Short exercise
Without the images, write out the whole listing exactly.

** begin Material provided **

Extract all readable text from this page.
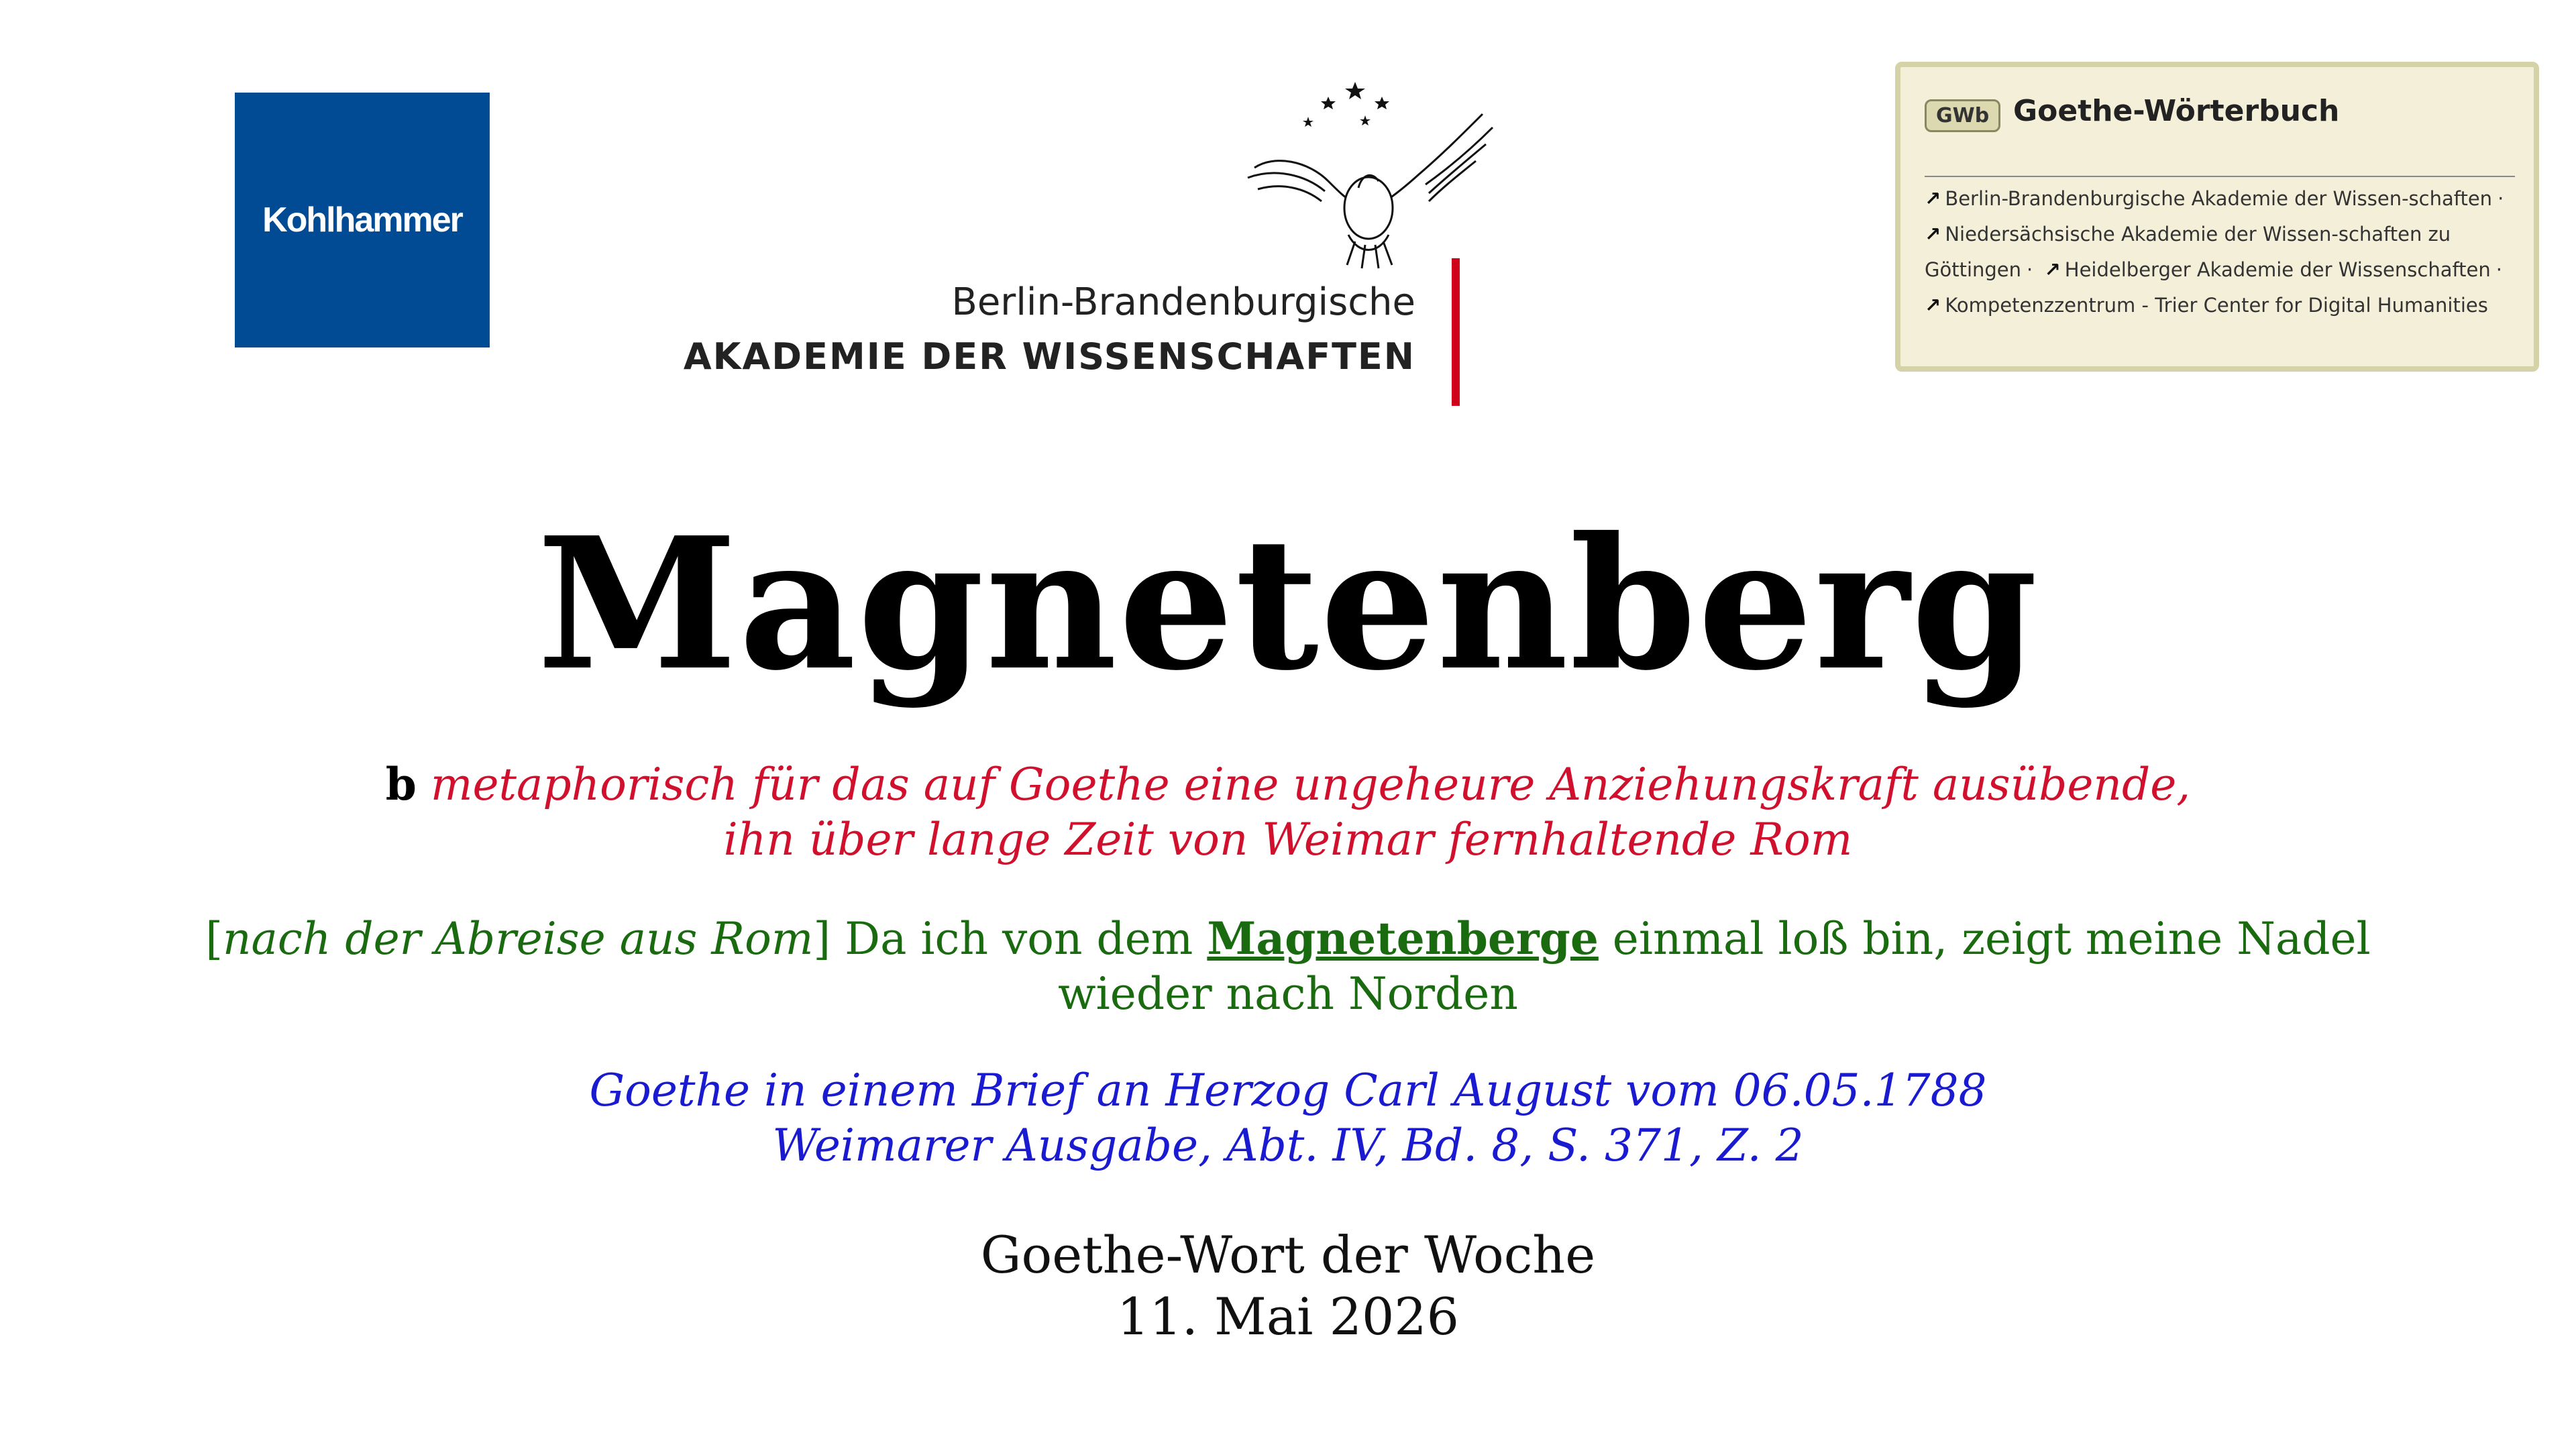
Kohlhammer
Berlin-Brandenburgische
AKADEMIE DER WISSENSCHAFTEN
GWb Goethe-Wörterbuch
↗ Berlin-Brandenburgische Akademie der Wissen-schaften · ↗ Niedersächsische Akademie der Wissen-schaften zu Göttingen · ↗ Heidelberger Akademie der Wissenschaften · ↗ Kompetenzzentrum - Trier Center for Digital Humanities
Magnetenberg
b metaphorisch für das auf Goethe eine ungeheure Anziehungskraft ausübende,
ihn über lange Zeit von Weimar fernhaltende Rom
[nach der Abreise aus Rom] Da ich von dem Magnetenberge einmal loß bin, zeigt meine Nadel
wieder nach Norden
Goethe in einem Brief an Herzog Carl August vom 06.05.1788
Weimarer Ausgabe, Abt. IV, Bd. 8, S. 371, Z. 2
Goethe-Wort der Woche
11. Mai 2026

** end Material provided **

Exercise output
Extract all readable text from this page.
Kohlhammer
Berlin-Brandenburgische
AKADEMIE DER WISSENSCHAFTEN
GWb Goethe-Wörterbuch
↗ Berlin-Brandenburgische Akademie der Wissen-schaften · ↗ Niedersächsische Akademie der Wissen-schaften zu Göttingen · ↗ Heidelberger Akademie der Wissenschaften · ↗ Kompetenzzentrum - Trier Center for Digital Humanities
Magnetenberg
b metaphorisch für das auf Goethe eine ungeheure Anziehungskraft ausübende,
ihn über lange Zeit von Weimar fernhaltende Rom
[nach der Abreise aus Rom] Da ich von dem Magnetenberge einmal loß bin, zeigt meine Nadel
wieder nach Norden
Goethe in einem Brief an Herzog Carl August vom 06.05.1788
Weimarer Ausgabe, Abt. IV, Bd. 8, S. 371, Z. 2
Goethe-Wort der Woche
11. Mai 2026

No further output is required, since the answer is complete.